* **Written instruction**: Print the entries that appear below, exactly as written and without their pictures.

■ ■ ■ ■

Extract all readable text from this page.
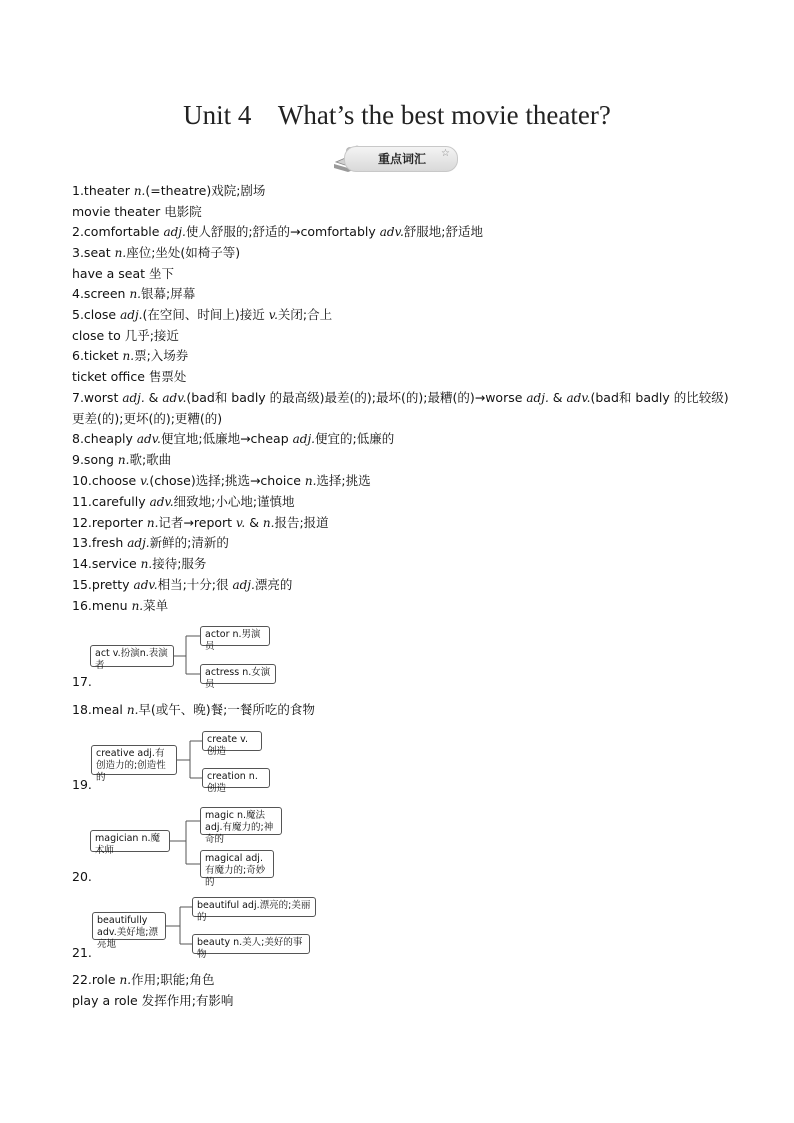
Unit 4    What’s the best movie theater?
重点词汇 ☆
1.theater n.(=theatre)戏院;剧场
movie theater 电影院
2.comfortable adj.使人舒服的;舒适的→comfortably adv.舒服地;舒适地
3.seat n.座位;坐处(如椅子等)
have a seat 坐下
4.screen n.银幕;屏幕
5.close adj.(在空间、时间上)接近 v.关闭;合上
close to 几乎;接近
6.ticket n.票;入场券
ticket office 售票处
7.worst adj. & adv.(bad和 badly 的最高级)最差(的);最坏(的);最糟(的)→worse adj. & adv.(bad和 badly 的比较级)
更差(的);更坏(的);更糟(的)
8.cheaply adv.便宜地;低廉地→cheap adj.便宜的;低廉的
9.song n.歌;歌曲
10.choose v.(chose)选择;挑选→choice n.选择;挑选
11.carefully adv.细致地;小心地;谨慎地
12.reporter n.记者→report v. & n.报告;报道
13.fresh adj.新鲜的;清新的
14.service n.接待;服务
15.pretty adv.相当;十分;很 adj.漂亮的
16.menu n.菜单
18.meal n.早(或午、晚)餐;一餐所吃的食物
22.role n.作用;职能;角色
play a role 发挥作用;有影响
17.
act v.扮演n.表演者
actor n.男演员
actress n.女演员
19.
creative adj.有创造力的;创造性的
create v.创造
creation n.创造
20.
magician n.魔术师
magic n.魔法 adj.有魔力的;神奇的
magical adj.有魔力的;奇妙的
21.
beautifully adv.美好地;漂亮地
beautiful adj.漂亮的;美丽的
beauty n.美人;美好的事物
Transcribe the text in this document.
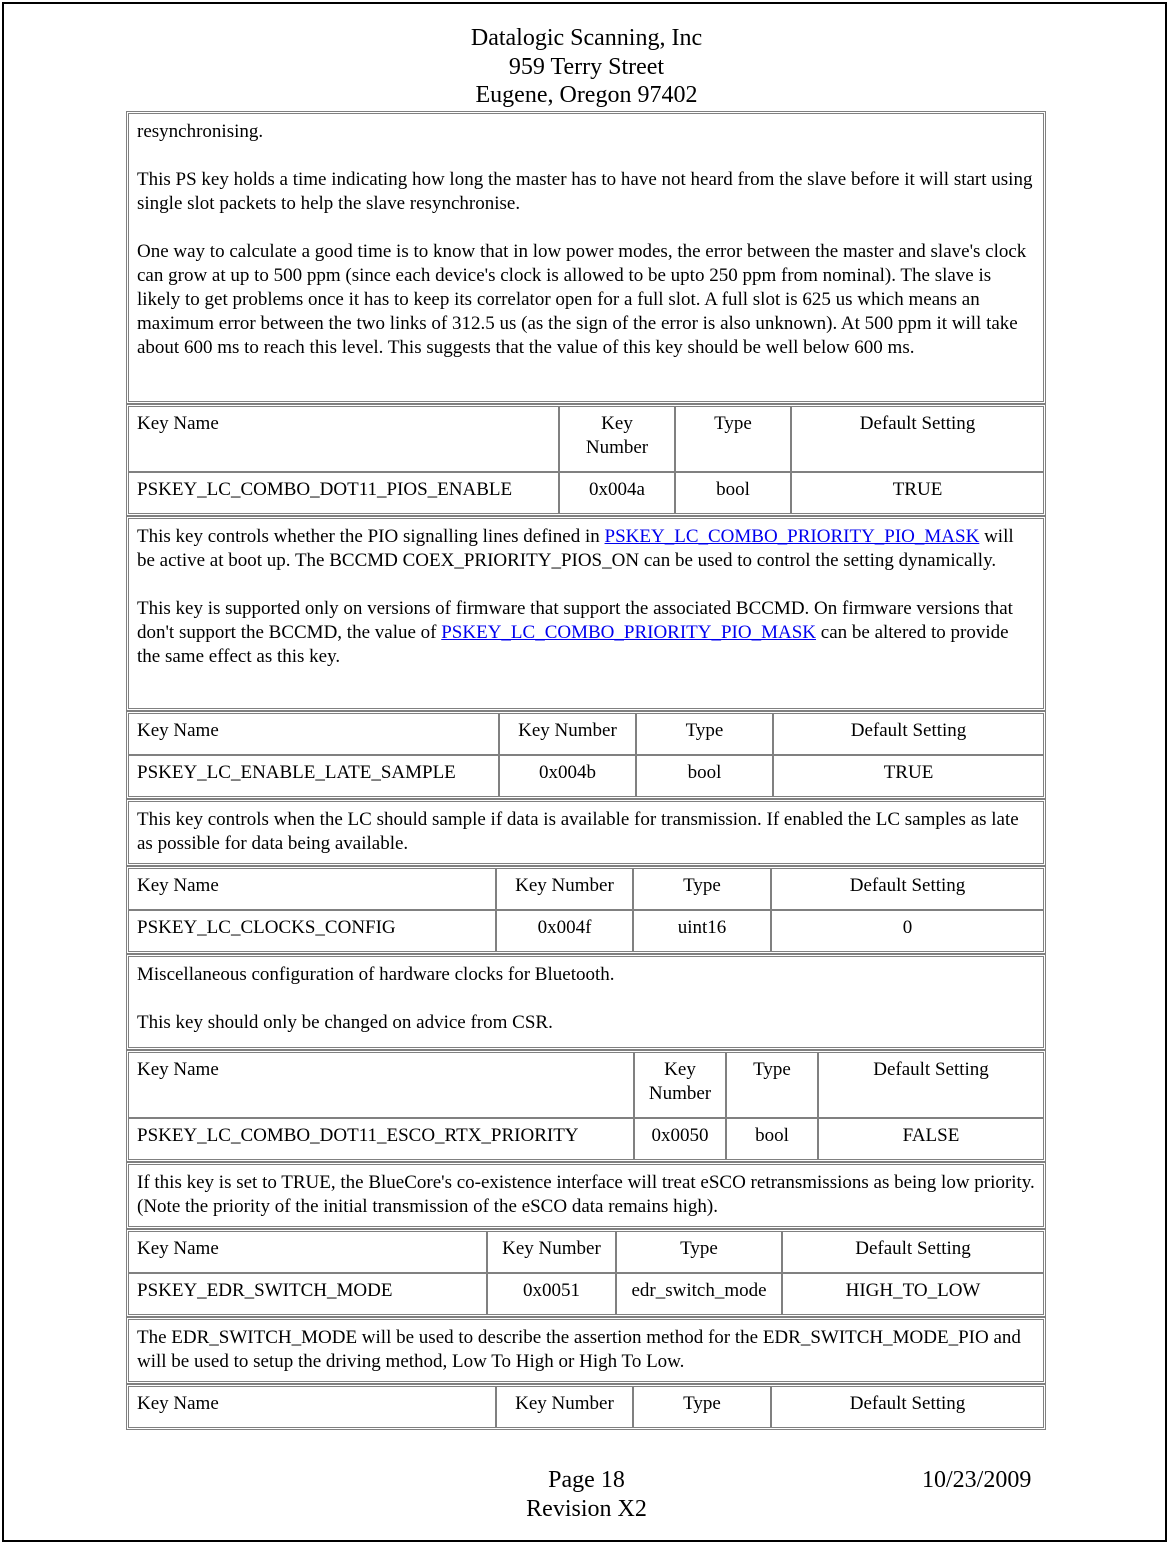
Datalogic Scanning, Inc
959 Terry Street
Eugene, Oregon 97402

resynchronising.

This PS key holds a time indicating how long the master has to have not heard from the slave before it will start using single slot packets to help the slave resynchronise.

One way to calculate a good time is to know that in low power modes, the error between the master and slave's clock can grow at up to 500 ppm (since each device's clock is allowed to be upto 250 ppm from nominal). The slave is likely to get problems once it has to keep its correlator open for a full slot. A full slot is 625 us which means an maximum error between the two links of 312.5 us (as the sign of the error is also unknown). At 500 ppm it will take about 600 ms to reach this level. This suggests that the value of this key should be well below 600 ms.

Key Name	Key
Number	Type	Default Setting
PSKEY_LC_COMBO_DOT11_PIOS_ENABLE	0x004a	bool	TRUE

This key controls whether the PIO signalling lines defined in PSKEY_LC_COMBO_PRIORITY_PIO_MASK will be active at boot up. The BCCMD COEX_PRIORITY_PIOS_ON can be used to control the setting dynamically.

This key is supported only on versions of firmware that support the associated BCCMD. On firmware versions that don't support the BCCMD, the value of PSKEY_LC_COMBO_PRIORITY_PIO_MASK can be altered to provide the same effect as this key.

Key Name	Key Number	Type	Default Setting
PSKEY_LC_ENABLE_LATE_SAMPLE	0x004b	bool	TRUE

This key controls when the LC should sample if data is available for transmission. If enabled the LC samples as late as possible for data being available.

Key Name	Key Number	Type	Default Setting
PSKEY_LC_CLOCKS_CONFIG	0x004f	uint16	0

Miscellaneous configuration of hardware clocks for Bluetooth.

This key should only be changed on advice from CSR.

Key Name	Key
Number	Type	Default Setting
PSKEY_LC_COMBO_DOT11_ESCO_RTX_PRIORITY	0x0050	bool	FALSE

If this key is set to TRUE, the BlueCore's co-existence interface will treat eSCO retransmissions as being low priority. (Note the priority of the initial transmission of the eSCO data remains high).

Key Name	Key Number	Type	Default Setting
PSKEY_EDR_SWITCH_MODE	0x0051	edr_switch_mode	HIGH_TO_LOW

The EDR_SWITCH_MODE will be used to describe the assertion method for the EDR_SWITCH_MODE_PIO and will be used to setup the driving method, Low To High or High To Low.

Key Name	Key Number	Type	Default Setting
Page 18	10/23/2009
Revision X2
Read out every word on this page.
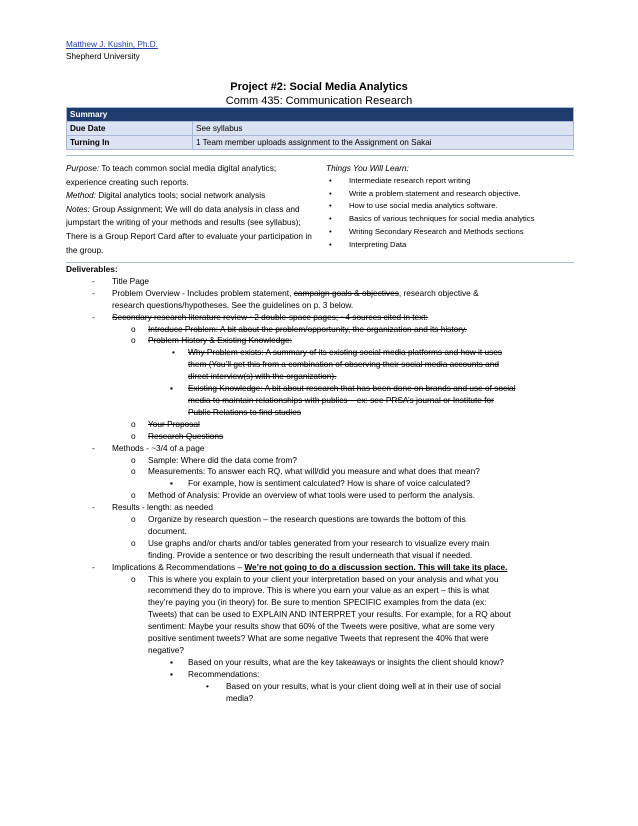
Matthew J. Kushin, Ph.D.
Shepherd University
Project #2: Social Media Analytics
Comm 435: Communication Research
Summary	
Due Date	See syllabus
Turning In	1 Team member uploads assignment to the Assignment on Sakai
Purpose: To teach common social media digital analytics; experience creating such reports.
Method: Digital analytics tools; social network analysis
Notes: Group Assignment; We will do data analysis in class and jumpstart the writing of your methods and results (see syllabus); There is a Group Report Card after to evaluate your participation in the group.
Things You Will Learn:
• Intermediate research report writing
• Write a problem statement and research objective.
• How to use social media analytics software.
• Basics of various techniques for social media analytics
• Writing Secondary Research and Methods sections
• Interpreting Data
Deliverables:
- Title Page
- Problem Overview - Includes problem statement, campaign goals & objectives, research objective &
research questions/hypotheses. See the guidelines on p. 3 below.
- Secondary research literature review ~2 double-space pages; ~4 sources cited in text:
o Introduce Problem: A bit about the problem/opportunity, the organization and its history.
o Problem History & Existing Knowledge:
• Why Problem exists: A summary of its existing social media platforms and how it uses
them (You’ll get this from a combination of observing their social media accounts and
direct interview(s) with the organization).
▪ Existing Knowledge: A bit about research that has been done on brands and use of social
media to maintain relationships with publics – ex: see PRSA’s journal or Institute for
Public Relations to find studies
o Your Proposal
o Research Questions
- Methods - ~3/4 of a page
o Sample: Where did the data come from?
o Measurements: To answer each RQ, what will/did you measure and what does that mean?
▪ For example, how is sentiment calculated? How is share of voice calculated?
o Method of Analysis: Provide an overview of what tools were used to perform the analysis.
- Results - length: as needed
o Organize by research question – the research questions are towards the bottom of this
document.
o Use graphs and/or charts and/or tables generated from your research to visualize every main
finding. Provide a sentence or two describing the result underneath that visual if needed.
- Implications & Recommendations – We’re not going to do a discussion section. This will take its place.
o This is where you explain to your client your interpretation based on your analysis and what you
recommend they do to improve. This is where you earn your value as an expert – this is what
they’re paying you (in theory) for. Be sure to mention SPECIFIC examples from the data (ex:
Tweets) that can be used to EXPLAIN AND INTERPRET your results. For example, for a RQ about
sentiment: Maybe your results show that 60% of the Tweets were positive, what are some very
positive sentiment tweets? What are some negative Tweets that represent the 40% that were
negative?
▪ Based on your results, what are the key takeaways or insights the client should know?
▪ Recommendations:
• Based on your results, what is your client doing well at in their use of social
media?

■ ■ ■ ■

* **Response**:
Extract all readable text from this page.
Unit 4    What’s the best movie theater?
重点词汇 ☆
1.theater n.(=theatre)戏院;剧场
movie theater 电影院
2.comfortable adj.使人舒服的;舒适的→comfortably adv.舒服地;舒适地
3.seat n.座位;坐处(如椅子等)
have a seat 坐下
4.screen n.银幕;屏幕
5.close adj.(在空间、时间上)接近 v.关闭;合上
close to 几乎;接近
6.ticket n.票;入场券
ticket office 售票处
7.worst adj. & adv.(bad和 badly 的最高级)最差(的);最坏(的);最糟(的)→worse adj. & adv.(bad和 badly 的比较级)
更差(的);更坏(的);更糟(的)
8.cheaply adv.便宜地;低廉地→cheap adj.便宜的;低廉的
9.song n.歌;歌曲
10.choose v.(chose)选择;挑选→choice n.选择;挑选
11.carefully adv.细致地;小心地;谨慎地
12.reporter n.记者→report v. & n.报告;报道
13.fresh adj.新鲜的;清新的
14.service n.接待;服务
15.pretty adv.相当;十分;很 adj.漂亮的
16.menu n.菜单
18.meal n.早(或午、晚)餐;一餐所吃的食物
22.role n.作用;职能;角色
play a role 发挥作用;有影响
17.
act v.扮演n.表演者
actor n.男演员
actress n.女演员
19.
creative adj.有创造力的;创造性的
create v.创造
creation n.创造
20.
magician n.魔术师
magic n.魔法 adj.有魔力的;神奇的
magical adj.有魔力的;奇妙的
21.
beautifully adv.美好地;漂亮地
beautiful adj.漂亮的;美丽的
beauty n.美人;美好的事物
Transcribe the text in this document.
Datalogic Scanning, Inc
959 Terry Street
Eugene, Oregon 97402

resynchronising.

This PS key holds a time indicating how long the master has to have not heard from the slave before it will start using single slot packets to help the slave resynchronise.

One way to calculate a good time is to know that in low power modes, the error between the master and slave's clock can grow at up to 500 ppm (since each device's clock is allowed to be upto 250 ppm from nominal). The slave is likely to get problems once it has to keep its correlator open for a full slot. A full slot is 625 us which means an maximum error between the two links of 312.5 us (as the sign of the error is also unknown). At 500 ppm it will take about 600 ms to reach this level. This suggests that the value of this key should be well below 600 ms.

Key Name	Key
Number	Type	Default Setting
PSKEY_LC_COMBO_DOT11_PIOS_ENABLE	0x004a	bool	TRUE

This key controls whether the PIO signalling lines defined in PSKEY_LC_COMBO_PRIORITY_PIO_MASK will be active at boot up. The BCCMD COEX_PRIORITY_PIOS_ON can be used to control the setting dynamically.

This key is supported only on versions of firmware that support the associated BCCMD. On firmware versions that don't support the BCCMD, the value of PSKEY_LC_COMBO_PRIORITY_PIO_MASK can be altered to provide the same effect as this key.

Key Name	Key Number	Type	Default Setting
PSKEY_LC_ENABLE_LATE_SAMPLE	0x004b	bool	TRUE

This key controls when the LC should sample if data is available for transmission. If enabled the LC samples as late as possible for data being available.

Key Name	Key Number	Type	Default Setting
PSKEY_LC_CLOCKS_CONFIG	0x004f	uint16	0

Miscellaneous configuration of hardware clocks for Bluetooth.

This key should only be changed on advice from CSR.

Key Name	Key
Number	Type	Default Setting
PSKEY_LC_COMBO_DOT11_ESCO_RTX_PRIORITY	0x0050	bool	FALSE

If this key is set to TRUE, the BlueCore's co-existence interface will treat eSCO retransmissions as being low priority. (Note the priority of the initial transmission of the eSCO data remains high).

Key Name	Key Number	Type	Default Setting
PSKEY_EDR_SWITCH_MODE	0x0051	edr_switch_mode	HIGH_TO_LOW

The EDR_SWITCH_MODE will be used to describe the assertion method for the EDR_SWITCH_MODE_PIO and will be used to setup the driving method, Low To High or High To Low.

Key Name	Key Number	Type	Default Setting
Page 18	10/23/2009
Revision X2
Read out every word on this page.
Matthew J. Kushin, Ph.D.
Shepherd University
Project #2: Social Media Analytics
Comm 435: Communication Research
Summary	
Due Date	See syllabus
Turning In	1 Team member uploads assignment to the Assignment on Sakai
Purpose: To teach common social media digital analytics; experience creating such reports.
Method: Digital analytics tools; social network analysis
Notes: Group Assignment; We will do data analysis in class and jumpstart the writing of your methods and results (see syllabus); There is a Group Report Card after to evaluate your participation in the group.
Things You Will Learn:
• Intermediate research report writing
• Write a problem statement and research objective.
• How to use social media analytics software.
• Basics of various techniques for social media analytics
• Writing Secondary Research and Methods sections
• Interpreting Data
Deliverables:
- Title Page
- Problem Overview - Includes problem statement, campaign goals & objectives, research objective &
research questions/hypotheses. See the guidelines on p. 3 below.
- Secondary research literature review ~2 double-space pages; ~4 sources cited in text:
o Introduce Problem: A bit about the problem/opportunity, the organization and its history.
o Problem History & Existing Knowledge:
• Why Problem exists: A summary of its existing social media platforms and how it uses
them (You’ll get this from a combination of observing their social media accounts and
direct interview(s) with the organization).
▪ Existing Knowledge: A bit about research that has been done on brands and use of social
media to maintain relationships with publics – ex: see PRSA’s journal or Institute for
Public Relations to find studies
o Your Proposal
o Research Questions
- Methods - ~3/4 of a page
o Sample: Where did the data come from?
o Measurements: To answer each RQ, what will/did you measure and what does that mean?
▪ For example, how is sentiment calculated? How is share of voice calculated?
o Method of Analysis: Provide an overview of what tools were used to perform the analysis.
- Results - length: as needed
o Organize by research question – the research questions are towards the bottom of this
document.
o Use graphs and/or charts and/or tables generated from your research to visualize every main
finding. Provide a sentence or two describing the result underneath that visual if needed.
- Implications & Recommendations – We’re not going to do a discussion section. This will take its place.
o This is where you explain to your client your interpretation based on your analysis and what you
recommend they do to improve. This is where you earn your value as an expert – this is what
they’re paying you (in theory) for. Be sure to mention SPECIFIC examples from the data (ex:
Tweets) that can be used to EXPLAIN AND INTERPRET your results. For example, for a RQ about
sentiment: Maybe your results show that 60% of the Tweets were positive, what are some very
positive sentiment tweets? What are some negative Tweets that represent the 40% that were
negative?
▪ Based on your results, what are the key takeaways or insights the client should know?
▪ Recommendations:
• Based on your results, what is your client doing well at in their use of social
media?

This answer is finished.